## Work to do
Give, as a bare number, the count of lines that contain the word "over".

# Available data start

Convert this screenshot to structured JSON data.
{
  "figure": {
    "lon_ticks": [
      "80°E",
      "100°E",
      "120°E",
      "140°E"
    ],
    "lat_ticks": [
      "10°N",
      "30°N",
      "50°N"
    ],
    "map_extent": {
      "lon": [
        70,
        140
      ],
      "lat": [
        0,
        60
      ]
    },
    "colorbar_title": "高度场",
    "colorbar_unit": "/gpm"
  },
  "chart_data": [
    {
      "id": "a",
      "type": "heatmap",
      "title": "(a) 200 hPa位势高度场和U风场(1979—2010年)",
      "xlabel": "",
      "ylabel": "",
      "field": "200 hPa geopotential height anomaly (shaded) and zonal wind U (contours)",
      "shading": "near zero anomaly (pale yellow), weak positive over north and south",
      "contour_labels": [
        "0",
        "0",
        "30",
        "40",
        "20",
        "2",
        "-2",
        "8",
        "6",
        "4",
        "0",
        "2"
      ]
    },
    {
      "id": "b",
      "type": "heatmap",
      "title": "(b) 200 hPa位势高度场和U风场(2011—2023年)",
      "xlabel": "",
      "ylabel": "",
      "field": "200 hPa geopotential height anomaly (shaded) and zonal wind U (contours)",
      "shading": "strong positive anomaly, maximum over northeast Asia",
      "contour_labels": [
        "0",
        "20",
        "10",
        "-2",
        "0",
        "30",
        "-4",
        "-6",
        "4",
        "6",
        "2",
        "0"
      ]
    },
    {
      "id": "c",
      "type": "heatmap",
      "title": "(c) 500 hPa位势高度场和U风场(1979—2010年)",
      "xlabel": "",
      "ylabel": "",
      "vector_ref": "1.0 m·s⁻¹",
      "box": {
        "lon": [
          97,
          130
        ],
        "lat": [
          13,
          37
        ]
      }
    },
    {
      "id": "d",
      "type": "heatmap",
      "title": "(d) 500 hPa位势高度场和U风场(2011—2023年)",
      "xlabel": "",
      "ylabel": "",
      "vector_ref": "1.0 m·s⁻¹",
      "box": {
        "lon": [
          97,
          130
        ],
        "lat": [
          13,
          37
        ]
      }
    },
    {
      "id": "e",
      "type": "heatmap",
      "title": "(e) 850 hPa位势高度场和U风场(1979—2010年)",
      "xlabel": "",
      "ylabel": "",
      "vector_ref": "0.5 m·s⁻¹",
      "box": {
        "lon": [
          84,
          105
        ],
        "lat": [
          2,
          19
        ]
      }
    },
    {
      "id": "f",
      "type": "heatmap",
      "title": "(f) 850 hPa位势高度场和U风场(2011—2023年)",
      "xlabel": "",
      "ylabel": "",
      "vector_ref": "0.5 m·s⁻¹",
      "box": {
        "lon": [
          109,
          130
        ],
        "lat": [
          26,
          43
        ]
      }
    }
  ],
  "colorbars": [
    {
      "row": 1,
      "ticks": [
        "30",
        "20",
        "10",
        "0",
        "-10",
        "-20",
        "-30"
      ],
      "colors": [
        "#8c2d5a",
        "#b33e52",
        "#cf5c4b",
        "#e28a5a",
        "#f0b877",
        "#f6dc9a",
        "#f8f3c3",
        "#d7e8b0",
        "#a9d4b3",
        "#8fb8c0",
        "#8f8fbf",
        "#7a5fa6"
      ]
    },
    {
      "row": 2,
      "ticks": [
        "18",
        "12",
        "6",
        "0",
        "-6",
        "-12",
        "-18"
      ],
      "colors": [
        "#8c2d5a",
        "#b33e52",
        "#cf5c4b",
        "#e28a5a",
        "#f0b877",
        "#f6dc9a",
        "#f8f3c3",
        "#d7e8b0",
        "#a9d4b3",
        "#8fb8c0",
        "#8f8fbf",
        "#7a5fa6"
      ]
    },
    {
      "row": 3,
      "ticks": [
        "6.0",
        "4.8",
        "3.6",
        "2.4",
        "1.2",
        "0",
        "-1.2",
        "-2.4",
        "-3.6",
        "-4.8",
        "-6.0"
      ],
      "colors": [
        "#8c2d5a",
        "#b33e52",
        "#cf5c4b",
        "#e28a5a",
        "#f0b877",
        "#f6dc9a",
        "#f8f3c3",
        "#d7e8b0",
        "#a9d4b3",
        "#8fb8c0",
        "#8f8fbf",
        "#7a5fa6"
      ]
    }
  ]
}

# Available data end

## Written answer
2